━━ DATASET CONTENT ━━

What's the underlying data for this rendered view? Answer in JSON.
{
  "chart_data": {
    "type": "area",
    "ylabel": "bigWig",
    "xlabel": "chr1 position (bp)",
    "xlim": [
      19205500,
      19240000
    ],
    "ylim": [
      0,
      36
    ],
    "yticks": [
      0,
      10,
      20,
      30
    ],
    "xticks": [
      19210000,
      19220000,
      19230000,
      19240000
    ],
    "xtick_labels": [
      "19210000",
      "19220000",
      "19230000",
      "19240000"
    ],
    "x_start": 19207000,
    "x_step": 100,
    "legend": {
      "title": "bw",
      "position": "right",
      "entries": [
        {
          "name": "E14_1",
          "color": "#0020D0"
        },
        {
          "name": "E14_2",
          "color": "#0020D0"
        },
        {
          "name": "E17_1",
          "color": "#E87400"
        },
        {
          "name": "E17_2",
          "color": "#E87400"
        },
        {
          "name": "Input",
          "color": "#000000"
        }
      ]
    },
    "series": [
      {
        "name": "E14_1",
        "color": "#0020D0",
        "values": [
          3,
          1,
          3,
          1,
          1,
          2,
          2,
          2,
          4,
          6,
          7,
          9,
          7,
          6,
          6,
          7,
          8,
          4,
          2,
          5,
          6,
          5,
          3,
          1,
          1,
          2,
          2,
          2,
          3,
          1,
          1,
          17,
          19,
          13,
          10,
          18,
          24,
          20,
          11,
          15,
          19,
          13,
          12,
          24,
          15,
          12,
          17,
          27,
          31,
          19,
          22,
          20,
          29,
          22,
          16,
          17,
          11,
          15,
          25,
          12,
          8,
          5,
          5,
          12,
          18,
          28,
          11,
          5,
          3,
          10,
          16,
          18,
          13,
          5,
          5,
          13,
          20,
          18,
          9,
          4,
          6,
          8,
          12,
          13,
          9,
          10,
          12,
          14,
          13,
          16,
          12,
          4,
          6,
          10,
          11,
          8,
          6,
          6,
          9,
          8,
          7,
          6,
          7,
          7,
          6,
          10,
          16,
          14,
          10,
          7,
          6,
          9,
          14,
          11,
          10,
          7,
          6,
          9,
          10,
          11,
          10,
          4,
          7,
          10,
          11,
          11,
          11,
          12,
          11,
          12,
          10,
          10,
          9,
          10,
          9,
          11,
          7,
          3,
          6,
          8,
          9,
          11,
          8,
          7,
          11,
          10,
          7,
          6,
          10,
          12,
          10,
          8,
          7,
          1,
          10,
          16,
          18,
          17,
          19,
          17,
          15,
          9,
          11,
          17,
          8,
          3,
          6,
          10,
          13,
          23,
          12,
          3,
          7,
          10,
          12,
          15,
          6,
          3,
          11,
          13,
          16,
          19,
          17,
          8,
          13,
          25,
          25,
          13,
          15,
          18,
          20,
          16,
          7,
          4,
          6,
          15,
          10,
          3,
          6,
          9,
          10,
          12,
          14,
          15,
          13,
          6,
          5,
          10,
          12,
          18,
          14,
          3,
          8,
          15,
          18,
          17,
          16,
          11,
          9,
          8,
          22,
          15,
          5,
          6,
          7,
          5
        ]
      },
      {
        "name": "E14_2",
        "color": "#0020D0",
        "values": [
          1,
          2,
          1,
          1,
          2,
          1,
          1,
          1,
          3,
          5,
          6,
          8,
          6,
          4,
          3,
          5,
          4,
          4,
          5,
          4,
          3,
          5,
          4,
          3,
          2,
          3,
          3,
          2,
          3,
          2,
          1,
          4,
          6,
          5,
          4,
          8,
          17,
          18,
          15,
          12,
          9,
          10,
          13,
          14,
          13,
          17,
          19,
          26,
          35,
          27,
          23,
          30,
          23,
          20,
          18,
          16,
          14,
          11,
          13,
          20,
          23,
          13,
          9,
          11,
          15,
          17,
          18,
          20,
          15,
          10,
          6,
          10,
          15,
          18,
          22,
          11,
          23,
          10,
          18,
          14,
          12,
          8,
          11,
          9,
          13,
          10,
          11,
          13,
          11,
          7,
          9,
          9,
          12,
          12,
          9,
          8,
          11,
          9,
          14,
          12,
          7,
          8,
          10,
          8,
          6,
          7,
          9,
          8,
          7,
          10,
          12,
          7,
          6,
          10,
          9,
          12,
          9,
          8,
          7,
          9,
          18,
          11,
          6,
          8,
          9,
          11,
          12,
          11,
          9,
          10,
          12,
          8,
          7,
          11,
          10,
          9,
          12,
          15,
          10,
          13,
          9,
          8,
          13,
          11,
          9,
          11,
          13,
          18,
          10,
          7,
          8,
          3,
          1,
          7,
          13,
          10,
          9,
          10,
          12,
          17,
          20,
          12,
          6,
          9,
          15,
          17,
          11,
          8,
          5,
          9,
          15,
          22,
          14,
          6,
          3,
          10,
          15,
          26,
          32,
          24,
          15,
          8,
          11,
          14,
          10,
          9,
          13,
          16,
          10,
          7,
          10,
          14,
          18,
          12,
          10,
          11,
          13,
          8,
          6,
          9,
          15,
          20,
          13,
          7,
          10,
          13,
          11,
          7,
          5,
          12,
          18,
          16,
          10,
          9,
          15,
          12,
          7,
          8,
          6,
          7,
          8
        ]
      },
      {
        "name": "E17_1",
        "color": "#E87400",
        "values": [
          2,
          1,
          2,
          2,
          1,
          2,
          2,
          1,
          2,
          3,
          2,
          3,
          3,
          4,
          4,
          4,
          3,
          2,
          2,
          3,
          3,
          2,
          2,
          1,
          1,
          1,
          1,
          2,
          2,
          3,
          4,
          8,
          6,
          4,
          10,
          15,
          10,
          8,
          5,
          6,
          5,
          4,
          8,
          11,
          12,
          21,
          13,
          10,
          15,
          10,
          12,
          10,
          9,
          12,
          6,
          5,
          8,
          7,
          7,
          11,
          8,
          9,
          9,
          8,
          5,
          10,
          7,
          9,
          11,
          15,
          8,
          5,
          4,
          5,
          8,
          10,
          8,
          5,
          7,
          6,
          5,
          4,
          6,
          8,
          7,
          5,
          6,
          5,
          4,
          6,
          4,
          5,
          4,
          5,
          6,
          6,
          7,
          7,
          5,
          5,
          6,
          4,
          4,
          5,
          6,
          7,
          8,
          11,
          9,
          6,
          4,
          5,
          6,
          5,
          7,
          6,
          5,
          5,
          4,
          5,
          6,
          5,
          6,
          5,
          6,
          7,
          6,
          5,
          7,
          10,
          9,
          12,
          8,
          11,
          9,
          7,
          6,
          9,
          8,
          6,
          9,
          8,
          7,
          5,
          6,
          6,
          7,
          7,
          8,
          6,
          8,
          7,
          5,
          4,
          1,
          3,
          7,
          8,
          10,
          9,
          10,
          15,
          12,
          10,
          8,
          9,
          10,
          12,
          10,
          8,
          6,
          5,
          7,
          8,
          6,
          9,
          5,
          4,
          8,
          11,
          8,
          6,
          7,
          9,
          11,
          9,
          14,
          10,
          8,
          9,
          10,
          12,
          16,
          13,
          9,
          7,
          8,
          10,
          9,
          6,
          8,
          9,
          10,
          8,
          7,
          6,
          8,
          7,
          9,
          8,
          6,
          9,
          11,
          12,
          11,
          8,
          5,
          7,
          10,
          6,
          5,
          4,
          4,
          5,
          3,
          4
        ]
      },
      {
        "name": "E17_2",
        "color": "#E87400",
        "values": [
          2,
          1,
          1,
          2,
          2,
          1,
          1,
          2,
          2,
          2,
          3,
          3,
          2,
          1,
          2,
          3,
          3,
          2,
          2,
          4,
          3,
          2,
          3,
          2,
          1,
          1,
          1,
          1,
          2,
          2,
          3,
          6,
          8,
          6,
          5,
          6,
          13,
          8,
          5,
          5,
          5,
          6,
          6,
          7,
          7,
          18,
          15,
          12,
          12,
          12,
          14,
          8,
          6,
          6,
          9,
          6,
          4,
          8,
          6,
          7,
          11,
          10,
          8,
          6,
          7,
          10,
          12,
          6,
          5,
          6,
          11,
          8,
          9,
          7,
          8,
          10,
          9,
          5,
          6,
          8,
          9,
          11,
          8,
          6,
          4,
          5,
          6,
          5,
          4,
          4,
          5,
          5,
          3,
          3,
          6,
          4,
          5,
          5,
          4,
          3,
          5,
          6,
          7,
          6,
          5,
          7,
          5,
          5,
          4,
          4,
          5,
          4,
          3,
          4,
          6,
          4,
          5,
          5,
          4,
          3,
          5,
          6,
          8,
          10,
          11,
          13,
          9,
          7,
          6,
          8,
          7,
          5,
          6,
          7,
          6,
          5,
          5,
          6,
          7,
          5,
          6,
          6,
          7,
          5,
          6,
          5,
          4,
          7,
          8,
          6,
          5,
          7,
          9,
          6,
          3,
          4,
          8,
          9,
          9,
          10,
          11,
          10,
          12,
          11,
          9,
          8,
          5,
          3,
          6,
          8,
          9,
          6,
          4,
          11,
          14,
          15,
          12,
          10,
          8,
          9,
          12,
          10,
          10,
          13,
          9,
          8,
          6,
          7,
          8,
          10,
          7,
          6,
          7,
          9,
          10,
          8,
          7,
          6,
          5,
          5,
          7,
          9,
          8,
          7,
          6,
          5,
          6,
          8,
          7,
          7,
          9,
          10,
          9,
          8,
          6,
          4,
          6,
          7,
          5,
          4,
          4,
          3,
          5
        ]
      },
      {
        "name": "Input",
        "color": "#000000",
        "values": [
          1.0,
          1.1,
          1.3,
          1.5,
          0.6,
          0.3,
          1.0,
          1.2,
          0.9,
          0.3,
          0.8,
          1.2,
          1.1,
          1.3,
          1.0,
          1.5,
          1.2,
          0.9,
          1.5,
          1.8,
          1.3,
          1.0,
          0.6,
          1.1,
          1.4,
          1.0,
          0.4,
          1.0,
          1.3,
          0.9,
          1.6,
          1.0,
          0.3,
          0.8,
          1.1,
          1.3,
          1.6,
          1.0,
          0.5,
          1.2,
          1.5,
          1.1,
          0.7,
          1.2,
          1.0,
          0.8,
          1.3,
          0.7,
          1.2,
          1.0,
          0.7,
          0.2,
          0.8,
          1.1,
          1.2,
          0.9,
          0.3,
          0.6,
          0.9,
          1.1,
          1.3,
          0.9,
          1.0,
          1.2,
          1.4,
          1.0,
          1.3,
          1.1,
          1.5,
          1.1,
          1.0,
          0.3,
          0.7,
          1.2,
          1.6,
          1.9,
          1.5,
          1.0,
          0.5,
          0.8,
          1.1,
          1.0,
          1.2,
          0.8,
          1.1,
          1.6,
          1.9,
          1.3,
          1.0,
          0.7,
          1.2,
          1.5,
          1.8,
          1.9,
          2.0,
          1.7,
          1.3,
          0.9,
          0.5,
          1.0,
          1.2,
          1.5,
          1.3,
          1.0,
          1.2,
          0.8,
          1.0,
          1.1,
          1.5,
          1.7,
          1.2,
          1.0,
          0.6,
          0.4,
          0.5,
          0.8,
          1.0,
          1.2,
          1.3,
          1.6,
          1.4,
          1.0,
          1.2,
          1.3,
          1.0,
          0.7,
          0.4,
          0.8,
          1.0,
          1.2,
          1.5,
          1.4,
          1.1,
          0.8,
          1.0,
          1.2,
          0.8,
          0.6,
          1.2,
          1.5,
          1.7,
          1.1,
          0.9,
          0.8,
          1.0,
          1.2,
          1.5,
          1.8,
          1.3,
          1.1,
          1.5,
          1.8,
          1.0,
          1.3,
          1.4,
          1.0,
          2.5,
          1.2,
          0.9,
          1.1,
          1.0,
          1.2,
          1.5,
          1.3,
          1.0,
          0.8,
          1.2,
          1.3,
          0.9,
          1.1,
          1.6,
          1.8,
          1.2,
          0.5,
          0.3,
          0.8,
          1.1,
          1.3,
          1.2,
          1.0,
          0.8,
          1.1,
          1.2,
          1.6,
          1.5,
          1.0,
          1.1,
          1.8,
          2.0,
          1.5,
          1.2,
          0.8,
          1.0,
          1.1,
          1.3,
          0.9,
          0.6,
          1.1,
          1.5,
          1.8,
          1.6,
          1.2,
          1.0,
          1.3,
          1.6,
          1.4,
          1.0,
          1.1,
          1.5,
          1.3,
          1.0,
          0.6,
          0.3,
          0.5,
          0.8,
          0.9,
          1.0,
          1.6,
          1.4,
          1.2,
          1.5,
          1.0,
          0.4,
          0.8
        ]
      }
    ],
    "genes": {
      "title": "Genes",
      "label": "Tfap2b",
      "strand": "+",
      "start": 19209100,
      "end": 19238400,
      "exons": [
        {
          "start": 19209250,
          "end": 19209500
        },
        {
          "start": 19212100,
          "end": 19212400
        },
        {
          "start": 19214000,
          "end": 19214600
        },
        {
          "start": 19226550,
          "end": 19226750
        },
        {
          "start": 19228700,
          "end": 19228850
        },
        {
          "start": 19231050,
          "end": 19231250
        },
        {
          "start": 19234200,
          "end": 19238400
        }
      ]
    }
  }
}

━━━

WORK INSTRUCTIONS: Compute how many lines of the records above hold the string "position". Give the number with no other output.

EXERCISE RESPONSE: 2